--- start Data rows ---
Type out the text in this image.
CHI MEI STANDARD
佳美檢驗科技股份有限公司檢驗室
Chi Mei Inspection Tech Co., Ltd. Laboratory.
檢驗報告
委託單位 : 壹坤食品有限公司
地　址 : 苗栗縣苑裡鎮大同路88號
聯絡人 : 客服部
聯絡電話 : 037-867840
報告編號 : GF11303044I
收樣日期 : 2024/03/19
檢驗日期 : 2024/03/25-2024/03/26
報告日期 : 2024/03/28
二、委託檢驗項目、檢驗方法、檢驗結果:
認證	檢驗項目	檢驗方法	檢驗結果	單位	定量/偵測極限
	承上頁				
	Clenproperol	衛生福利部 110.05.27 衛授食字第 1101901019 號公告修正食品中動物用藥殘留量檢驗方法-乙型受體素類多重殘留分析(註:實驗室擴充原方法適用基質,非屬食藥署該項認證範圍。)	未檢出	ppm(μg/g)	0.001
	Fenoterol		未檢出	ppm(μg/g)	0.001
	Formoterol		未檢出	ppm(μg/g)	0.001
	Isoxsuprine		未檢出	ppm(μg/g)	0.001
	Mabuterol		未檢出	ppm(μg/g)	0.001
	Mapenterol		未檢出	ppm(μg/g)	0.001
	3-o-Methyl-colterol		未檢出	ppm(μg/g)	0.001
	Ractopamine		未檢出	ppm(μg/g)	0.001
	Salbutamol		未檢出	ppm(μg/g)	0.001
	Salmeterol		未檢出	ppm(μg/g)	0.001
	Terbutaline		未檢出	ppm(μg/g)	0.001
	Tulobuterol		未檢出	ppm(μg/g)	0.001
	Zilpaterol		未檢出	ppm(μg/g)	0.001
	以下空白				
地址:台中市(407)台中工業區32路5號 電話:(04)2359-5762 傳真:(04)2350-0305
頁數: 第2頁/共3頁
--- end Data rows ---
■ **Task goal**
Write out the entries above word for word.

■ **Output of the exercise**
Type out the text in this image.
CHI MEI STANDARD
佳美檢驗科技股份有限公司檢驗室
Chi Mei Inspection Tech Co., Ltd. Laboratory.
檢驗報告
委託單位 : 壹坤食品有限公司
地　址 : 苗栗縣苑裡鎮大同路88號
聯絡人 : 客服部
聯絡電話 : 037-867840
報告編號 : GF11303044I
收樣日期 : 2024/03/19
檢驗日期 : 2024/03/25-2024/03/26
報告日期 : 2024/03/28
二、委託檢驗項目、檢驗方法、檢驗結果:
認證	檢驗項目	檢驗方法	檢驗結果	單位	定量/偵測極限
	承上頁				
	Clenproperol	衛生福利部 110.05.27 衛授食字第 1101901019 號公告修正食品中動物用藥殘留量檢驗方法-乙型受體素類多重殘留分析(註:實驗室擴充原方法適用基質,非屬食藥署該項認證範圍。)	未檢出	ppm(μg/g)	0.001
	Fenoterol		未檢出	ppm(μg/g)	0.001
	Formoterol		未檢出	ppm(μg/g)	0.001
	Isoxsuprine		未檢出	ppm(μg/g)	0.001
	Mabuterol		未檢出	ppm(μg/g)	0.001
	Mapenterol		未檢出	ppm(μg/g)	0.001
	3-o-Methyl-colterol		未檢出	ppm(μg/g)	0.001
	Ractopamine		未檢出	ppm(μg/g)	0.001
	Salbutamol		未檢出	ppm(μg/g)	0.001
	Salmeterol		未檢出	ppm(μg/g)	0.001
	Terbutaline		未檢出	ppm(μg/g)	0.001
	Tulobuterol		未檢出	ppm(μg/g)	0.001
	Zilpaterol		未檢出	ppm(μg/g)	0.001
	以下空白				
地址:台中市(407)台中工業區32路5號 電話:(04)2359-5762 傳真:(04)2350-0305
頁數: 第2頁/共3頁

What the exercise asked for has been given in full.